### Data provided
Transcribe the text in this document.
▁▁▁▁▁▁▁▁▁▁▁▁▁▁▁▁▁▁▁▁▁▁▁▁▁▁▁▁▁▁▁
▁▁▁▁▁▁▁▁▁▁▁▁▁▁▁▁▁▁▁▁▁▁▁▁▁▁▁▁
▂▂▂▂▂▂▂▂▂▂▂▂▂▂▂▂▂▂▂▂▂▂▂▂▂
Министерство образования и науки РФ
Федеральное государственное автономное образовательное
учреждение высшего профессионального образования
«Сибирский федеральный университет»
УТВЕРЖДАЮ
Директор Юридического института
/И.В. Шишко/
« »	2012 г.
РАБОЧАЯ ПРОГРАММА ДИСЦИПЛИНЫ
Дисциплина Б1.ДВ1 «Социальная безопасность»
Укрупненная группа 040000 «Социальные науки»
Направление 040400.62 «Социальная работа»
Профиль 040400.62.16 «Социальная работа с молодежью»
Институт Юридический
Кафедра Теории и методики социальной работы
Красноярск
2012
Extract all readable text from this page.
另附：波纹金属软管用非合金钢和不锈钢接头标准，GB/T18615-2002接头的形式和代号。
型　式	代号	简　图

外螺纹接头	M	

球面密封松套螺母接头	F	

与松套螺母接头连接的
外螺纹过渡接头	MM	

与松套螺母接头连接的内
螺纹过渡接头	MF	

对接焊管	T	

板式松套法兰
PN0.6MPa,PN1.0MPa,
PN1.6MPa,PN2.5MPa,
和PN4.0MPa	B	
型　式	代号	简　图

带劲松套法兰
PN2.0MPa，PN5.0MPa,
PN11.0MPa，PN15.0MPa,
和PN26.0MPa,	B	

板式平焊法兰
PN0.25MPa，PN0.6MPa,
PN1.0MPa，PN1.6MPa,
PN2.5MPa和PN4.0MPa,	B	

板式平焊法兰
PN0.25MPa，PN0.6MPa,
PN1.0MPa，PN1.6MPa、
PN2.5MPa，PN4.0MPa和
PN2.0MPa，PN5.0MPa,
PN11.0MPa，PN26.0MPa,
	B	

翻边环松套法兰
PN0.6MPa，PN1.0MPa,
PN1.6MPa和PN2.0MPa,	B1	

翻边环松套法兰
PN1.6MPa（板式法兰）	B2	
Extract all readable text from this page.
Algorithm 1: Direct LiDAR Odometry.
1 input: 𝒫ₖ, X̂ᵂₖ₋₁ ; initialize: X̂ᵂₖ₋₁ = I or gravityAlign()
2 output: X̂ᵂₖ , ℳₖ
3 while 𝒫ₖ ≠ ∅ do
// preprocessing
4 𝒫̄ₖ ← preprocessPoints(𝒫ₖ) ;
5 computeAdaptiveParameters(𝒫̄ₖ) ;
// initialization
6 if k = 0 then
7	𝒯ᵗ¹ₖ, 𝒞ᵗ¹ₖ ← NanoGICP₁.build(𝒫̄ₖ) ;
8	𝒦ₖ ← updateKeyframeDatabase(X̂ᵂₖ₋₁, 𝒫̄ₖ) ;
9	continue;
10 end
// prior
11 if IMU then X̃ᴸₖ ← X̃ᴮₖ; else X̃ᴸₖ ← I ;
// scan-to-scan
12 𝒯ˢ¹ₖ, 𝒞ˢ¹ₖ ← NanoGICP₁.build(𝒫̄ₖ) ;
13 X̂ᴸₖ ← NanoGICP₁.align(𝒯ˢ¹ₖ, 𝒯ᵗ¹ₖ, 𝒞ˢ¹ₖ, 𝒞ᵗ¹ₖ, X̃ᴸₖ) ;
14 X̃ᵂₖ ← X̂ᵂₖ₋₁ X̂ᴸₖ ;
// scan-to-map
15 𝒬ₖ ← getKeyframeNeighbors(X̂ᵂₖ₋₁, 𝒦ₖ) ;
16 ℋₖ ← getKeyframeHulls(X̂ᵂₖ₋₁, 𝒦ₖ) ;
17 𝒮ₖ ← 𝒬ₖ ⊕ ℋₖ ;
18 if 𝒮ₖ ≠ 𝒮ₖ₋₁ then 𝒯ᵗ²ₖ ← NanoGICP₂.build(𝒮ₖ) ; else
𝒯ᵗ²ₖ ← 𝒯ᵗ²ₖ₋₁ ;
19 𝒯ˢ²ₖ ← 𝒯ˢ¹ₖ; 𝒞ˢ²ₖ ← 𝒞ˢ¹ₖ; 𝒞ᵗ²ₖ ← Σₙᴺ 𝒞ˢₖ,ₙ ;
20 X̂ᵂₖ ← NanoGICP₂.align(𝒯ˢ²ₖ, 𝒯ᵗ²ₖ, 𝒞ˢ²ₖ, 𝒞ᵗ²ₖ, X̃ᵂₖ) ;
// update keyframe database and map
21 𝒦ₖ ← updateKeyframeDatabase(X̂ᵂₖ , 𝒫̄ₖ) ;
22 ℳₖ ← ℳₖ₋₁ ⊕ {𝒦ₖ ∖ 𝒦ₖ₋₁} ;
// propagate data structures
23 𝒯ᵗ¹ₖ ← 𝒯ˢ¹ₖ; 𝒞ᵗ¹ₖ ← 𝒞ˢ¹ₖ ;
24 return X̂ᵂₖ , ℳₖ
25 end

### Task details
Take the entries and copy them out exactly.

### Exercise result
Transcribe the text in this document.
▁▁▁▁▁▁▁▁▁▁▁▁▁▁▁▁▁▁▁▁▁▁▁▁▁▁▁▁▁▁▁
▁▁▁▁▁▁▁▁▁▁▁▁▁▁▁▁▁▁▁▁▁▁▁▁▁▁▁▁
▂▂▂▂▂▂▂▂▂▂▂▂▂▂▂▂▂▂▂▂▂▂▂▂▂
Министерство образования и науки РФ
Федеральное государственное автономное образовательное
учреждение высшего профессионального образования
«Сибирский федеральный университет»
УТВЕРЖДАЮ
Директор Юридического института
/И.В. Шишко/
« »	2012 г.
РАБОЧАЯ ПРОГРАММА ДИСЦИПЛИНЫ
Дисциплина Б1.ДВ1 «Социальная безопасность»
Укрупненная группа 040000 «Социальные науки»
Направление 040400.62 «Социальная работа»
Профиль 040400.62.16 «Социальная работа с молодежью»
Институт Юридический
Кафедра Теории и методики социальной работы
Красноярск
2012
Extract all readable text from this page.
另附：波纹金属软管用非合金钢和不锈钢接头标准，GB/T18615-2002接头的形式和代号。
型　式	代号	简　图

外螺纹接头	M	

球面密封松套螺母接头	F	

与松套螺母接头连接的
外螺纹过渡接头	MM	

与松套螺母接头连接的内
螺纹过渡接头	MF	

对接焊管	T	

板式松套法兰
PN0.6MPa,PN1.0MPa,
PN1.6MPa,PN2.5MPa,
和PN4.0MPa	B	
型　式	代号	简　图

带劲松套法兰
PN2.0MPa，PN5.0MPa,
PN11.0MPa，PN15.0MPa,
和PN26.0MPa,	B	

板式平焊法兰
PN0.25MPa，PN0.6MPa,
PN1.0MPa，PN1.6MPa,
PN2.5MPa和PN4.0MPa,	B	

板式平焊法兰
PN0.25MPa，PN0.6MPa,
PN1.0MPa，PN1.6MPa、
PN2.5MPa，PN4.0MPa和
PN2.0MPa，PN5.0MPa,
PN11.0MPa，PN26.0MPa,
	B	

翻边环松套法兰
PN0.6MPa，PN1.0MPa,
PN1.6MPa和PN2.0MPa,	B1	

翻边环松套法兰
PN1.6MPa（板式法兰）	B2	
Extract all readable text from this page.
Algorithm 1: Direct LiDAR Odometry.
1 input: 𝒫ₖ, X̂ᵂₖ₋₁ ; initialize: X̂ᵂₖ₋₁ = I or gravityAlign()
2 output: X̂ᵂₖ , ℳₖ
3 while 𝒫ₖ ≠ ∅ do
// preprocessing
4 𝒫̄ₖ ← preprocessPoints(𝒫ₖ) ;
5 computeAdaptiveParameters(𝒫̄ₖ) ;
// initialization
6 if k = 0 then
7	𝒯ᵗ¹ₖ, 𝒞ᵗ¹ₖ ← NanoGICP₁.build(𝒫̄ₖ) ;
8	𝒦ₖ ← updateKeyframeDatabase(X̂ᵂₖ₋₁, 𝒫̄ₖ) ;
9	continue;
10 end
// prior
11 if IMU then X̃ᴸₖ ← X̃ᴮₖ; else X̃ᴸₖ ← I ;
// scan-to-scan
12 𝒯ˢ¹ₖ, 𝒞ˢ¹ₖ ← NanoGICP₁.build(𝒫̄ₖ) ;
13 X̂ᴸₖ ← NanoGICP₁.align(𝒯ˢ¹ₖ, 𝒯ᵗ¹ₖ, 𝒞ˢ¹ₖ, 𝒞ᵗ¹ₖ, X̃ᴸₖ) ;
14 X̃ᵂₖ ← X̂ᵂₖ₋₁ X̂ᴸₖ ;
// scan-to-map
15 𝒬ₖ ← getKeyframeNeighbors(X̂ᵂₖ₋₁, 𝒦ₖ) ;
16 ℋₖ ← getKeyframeHulls(X̂ᵂₖ₋₁, 𝒦ₖ) ;
17 𝒮ₖ ← 𝒬ₖ ⊕ ℋₖ ;
18 if 𝒮ₖ ≠ 𝒮ₖ₋₁ then 𝒯ᵗ²ₖ ← NanoGICP₂.build(𝒮ₖ) ; else
𝒯ᵗ²ₖ ← 𝒯ᵗ²ₖ₋₁ ;
19 𝒯ˢ²ₖ ← 𝒯ˢ¹ₖ; 𝒞ˢ²ₖ ← 𝒞ˢ¹ₖ; 𝒞ᵗ²ₖ ← Σₙᴺ 𝒞ˢₖ,ₙ ;
20 X̂ᵂₖ ← NanoGICP₂.align(𝒯ˢ²ₖ, 𝒯ᵗ²ₖ, 𝒞ˢ²ₖ, 𝒞ᵗ²ₖ, X̃ᵂₖ) ;
// update keyframe database and map
21 𝒦ₖ ← updateKeyframeDatabase(X̂ᵂₖ , 𝒫̄ₖ) ;
22 ℳₖ ← ℳₖ₋₁ ⊕ {𝒦ₖ ∖ 𝒦ₖ₋₁} ;
// propagate data structures
23 𝒯ᵗ¹ₖ ← 𝒯ˢ¹ₖ; 𝒞ᵗ¹ₖ ← 𝒞ˢ¹ₖ ;
24 return X̂ᵂₖ , ℳₖ
25 end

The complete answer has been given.